**Given task**: Write out every line below that includes the word "text".

**Exercise inputs**:

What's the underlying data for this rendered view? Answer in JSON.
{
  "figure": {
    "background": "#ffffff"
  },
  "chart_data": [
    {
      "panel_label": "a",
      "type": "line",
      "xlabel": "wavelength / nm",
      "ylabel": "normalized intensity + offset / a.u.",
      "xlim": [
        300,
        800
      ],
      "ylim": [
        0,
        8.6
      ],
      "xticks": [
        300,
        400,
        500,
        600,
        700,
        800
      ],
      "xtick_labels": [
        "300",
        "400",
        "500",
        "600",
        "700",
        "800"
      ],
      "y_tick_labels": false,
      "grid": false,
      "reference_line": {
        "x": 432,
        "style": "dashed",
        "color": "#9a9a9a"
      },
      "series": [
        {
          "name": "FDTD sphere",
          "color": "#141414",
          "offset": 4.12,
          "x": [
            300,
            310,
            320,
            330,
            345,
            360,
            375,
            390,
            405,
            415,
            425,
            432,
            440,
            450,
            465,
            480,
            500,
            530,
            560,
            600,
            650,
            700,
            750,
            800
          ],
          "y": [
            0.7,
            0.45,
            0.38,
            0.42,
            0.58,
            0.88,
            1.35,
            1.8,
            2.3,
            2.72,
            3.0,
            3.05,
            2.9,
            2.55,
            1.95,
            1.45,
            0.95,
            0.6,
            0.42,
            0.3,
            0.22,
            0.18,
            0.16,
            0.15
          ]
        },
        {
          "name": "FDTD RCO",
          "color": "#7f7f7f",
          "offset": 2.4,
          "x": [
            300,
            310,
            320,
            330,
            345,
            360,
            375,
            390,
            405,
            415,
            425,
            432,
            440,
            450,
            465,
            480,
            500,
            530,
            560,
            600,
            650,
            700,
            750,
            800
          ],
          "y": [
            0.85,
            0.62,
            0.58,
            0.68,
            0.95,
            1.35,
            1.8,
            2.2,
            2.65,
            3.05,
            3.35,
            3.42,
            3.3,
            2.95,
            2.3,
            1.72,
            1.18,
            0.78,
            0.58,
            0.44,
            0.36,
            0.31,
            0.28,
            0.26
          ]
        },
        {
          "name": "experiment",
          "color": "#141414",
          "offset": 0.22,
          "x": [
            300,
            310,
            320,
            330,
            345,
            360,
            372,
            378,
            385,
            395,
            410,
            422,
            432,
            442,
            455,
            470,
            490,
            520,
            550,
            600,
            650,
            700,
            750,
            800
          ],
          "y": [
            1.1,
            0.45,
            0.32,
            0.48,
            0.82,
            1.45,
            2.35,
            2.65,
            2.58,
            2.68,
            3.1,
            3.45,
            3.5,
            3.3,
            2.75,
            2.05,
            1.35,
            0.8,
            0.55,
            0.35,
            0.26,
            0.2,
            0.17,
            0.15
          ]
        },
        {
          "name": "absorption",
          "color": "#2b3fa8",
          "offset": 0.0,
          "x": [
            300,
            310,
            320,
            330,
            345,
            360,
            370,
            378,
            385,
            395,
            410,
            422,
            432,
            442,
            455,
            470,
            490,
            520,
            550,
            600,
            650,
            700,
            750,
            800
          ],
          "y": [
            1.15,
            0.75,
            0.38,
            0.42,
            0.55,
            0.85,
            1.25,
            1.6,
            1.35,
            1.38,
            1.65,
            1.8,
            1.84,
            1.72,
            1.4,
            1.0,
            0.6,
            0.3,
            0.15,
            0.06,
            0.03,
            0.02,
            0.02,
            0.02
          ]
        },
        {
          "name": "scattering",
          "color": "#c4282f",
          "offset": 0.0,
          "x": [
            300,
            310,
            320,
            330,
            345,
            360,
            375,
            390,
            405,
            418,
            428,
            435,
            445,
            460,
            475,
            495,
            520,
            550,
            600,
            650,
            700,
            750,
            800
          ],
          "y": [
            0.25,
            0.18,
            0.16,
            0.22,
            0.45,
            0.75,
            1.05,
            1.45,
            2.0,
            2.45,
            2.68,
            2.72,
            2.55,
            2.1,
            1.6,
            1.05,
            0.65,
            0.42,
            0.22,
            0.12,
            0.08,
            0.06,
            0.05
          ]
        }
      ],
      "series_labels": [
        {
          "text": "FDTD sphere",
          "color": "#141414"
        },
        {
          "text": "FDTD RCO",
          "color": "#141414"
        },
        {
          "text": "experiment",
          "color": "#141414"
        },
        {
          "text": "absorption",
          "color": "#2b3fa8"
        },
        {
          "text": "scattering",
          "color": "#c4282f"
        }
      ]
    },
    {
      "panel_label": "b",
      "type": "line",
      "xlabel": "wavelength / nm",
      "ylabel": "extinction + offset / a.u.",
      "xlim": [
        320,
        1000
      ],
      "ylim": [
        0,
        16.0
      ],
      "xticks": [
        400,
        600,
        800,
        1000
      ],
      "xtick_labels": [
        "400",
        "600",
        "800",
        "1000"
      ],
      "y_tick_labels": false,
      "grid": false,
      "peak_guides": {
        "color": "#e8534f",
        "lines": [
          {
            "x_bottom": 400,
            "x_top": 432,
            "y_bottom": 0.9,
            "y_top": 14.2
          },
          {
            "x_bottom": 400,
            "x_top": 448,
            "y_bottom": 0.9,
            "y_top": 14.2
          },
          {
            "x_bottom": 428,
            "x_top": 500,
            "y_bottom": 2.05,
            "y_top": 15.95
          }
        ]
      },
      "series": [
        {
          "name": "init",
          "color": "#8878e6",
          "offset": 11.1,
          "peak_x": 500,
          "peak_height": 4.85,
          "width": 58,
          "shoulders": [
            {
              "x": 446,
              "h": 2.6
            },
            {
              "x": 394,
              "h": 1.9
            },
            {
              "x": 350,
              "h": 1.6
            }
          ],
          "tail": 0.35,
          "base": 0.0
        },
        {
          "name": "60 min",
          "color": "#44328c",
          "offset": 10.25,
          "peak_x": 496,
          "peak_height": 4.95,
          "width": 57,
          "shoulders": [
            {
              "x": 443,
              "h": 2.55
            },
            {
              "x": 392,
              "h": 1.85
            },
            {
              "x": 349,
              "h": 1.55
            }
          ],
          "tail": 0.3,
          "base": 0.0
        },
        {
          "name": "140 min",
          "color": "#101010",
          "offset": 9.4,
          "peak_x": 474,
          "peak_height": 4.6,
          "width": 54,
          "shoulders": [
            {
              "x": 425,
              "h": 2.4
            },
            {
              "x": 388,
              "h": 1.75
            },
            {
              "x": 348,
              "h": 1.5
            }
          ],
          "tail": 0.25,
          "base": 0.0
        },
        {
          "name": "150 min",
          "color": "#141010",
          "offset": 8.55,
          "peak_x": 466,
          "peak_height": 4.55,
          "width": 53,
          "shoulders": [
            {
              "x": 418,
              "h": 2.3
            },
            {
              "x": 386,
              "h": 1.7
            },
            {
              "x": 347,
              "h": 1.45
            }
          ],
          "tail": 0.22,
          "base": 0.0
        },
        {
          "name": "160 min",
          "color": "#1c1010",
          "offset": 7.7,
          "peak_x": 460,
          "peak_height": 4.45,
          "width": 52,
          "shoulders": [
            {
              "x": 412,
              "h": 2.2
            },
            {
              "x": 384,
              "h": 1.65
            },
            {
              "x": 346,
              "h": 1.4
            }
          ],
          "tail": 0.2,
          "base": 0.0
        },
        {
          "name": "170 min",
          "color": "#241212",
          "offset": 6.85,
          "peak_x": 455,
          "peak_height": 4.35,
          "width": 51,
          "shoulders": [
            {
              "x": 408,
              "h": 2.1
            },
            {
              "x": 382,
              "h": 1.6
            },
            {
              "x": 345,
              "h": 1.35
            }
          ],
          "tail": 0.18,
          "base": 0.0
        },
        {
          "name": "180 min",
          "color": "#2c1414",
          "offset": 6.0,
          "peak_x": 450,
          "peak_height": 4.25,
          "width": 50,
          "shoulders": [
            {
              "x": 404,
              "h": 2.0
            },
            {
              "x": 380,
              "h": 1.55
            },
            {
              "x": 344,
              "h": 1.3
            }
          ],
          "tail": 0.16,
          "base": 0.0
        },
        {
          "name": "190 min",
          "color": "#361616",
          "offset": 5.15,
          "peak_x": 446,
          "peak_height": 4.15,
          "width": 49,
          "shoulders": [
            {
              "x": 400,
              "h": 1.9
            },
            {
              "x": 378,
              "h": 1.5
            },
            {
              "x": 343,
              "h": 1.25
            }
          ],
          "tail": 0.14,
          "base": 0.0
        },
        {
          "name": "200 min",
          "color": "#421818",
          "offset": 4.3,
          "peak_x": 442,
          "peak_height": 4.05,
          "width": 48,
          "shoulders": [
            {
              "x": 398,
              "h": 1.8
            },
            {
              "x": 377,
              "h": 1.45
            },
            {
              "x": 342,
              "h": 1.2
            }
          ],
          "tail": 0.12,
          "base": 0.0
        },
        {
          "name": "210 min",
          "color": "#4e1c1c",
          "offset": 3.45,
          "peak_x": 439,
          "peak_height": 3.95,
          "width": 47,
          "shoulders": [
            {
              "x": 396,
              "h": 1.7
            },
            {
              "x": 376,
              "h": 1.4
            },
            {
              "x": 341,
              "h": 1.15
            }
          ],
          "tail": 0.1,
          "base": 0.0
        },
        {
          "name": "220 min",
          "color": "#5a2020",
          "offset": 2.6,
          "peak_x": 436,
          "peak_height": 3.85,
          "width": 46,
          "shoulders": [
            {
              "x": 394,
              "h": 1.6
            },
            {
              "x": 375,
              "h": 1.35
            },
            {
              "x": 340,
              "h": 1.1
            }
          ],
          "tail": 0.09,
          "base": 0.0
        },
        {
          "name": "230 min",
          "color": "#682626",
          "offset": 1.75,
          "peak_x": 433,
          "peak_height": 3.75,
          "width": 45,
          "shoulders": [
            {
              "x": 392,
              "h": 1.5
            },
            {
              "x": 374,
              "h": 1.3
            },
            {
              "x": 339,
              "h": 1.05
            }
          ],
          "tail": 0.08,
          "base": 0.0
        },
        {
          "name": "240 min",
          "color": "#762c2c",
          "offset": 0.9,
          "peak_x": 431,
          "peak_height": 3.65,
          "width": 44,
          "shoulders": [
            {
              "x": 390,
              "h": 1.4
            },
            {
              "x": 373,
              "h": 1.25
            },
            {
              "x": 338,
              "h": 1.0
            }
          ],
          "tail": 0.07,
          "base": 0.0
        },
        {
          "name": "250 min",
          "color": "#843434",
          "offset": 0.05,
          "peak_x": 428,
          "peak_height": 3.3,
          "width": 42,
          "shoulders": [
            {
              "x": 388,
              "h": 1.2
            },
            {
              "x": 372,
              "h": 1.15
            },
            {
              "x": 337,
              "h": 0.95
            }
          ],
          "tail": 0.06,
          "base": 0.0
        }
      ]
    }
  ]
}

**Task output**:
          "text": "FDTD sphere",
          "text": "FDTD RCO",
          "text": "experiment",
          "text": "absorption",
          "text": "scattering",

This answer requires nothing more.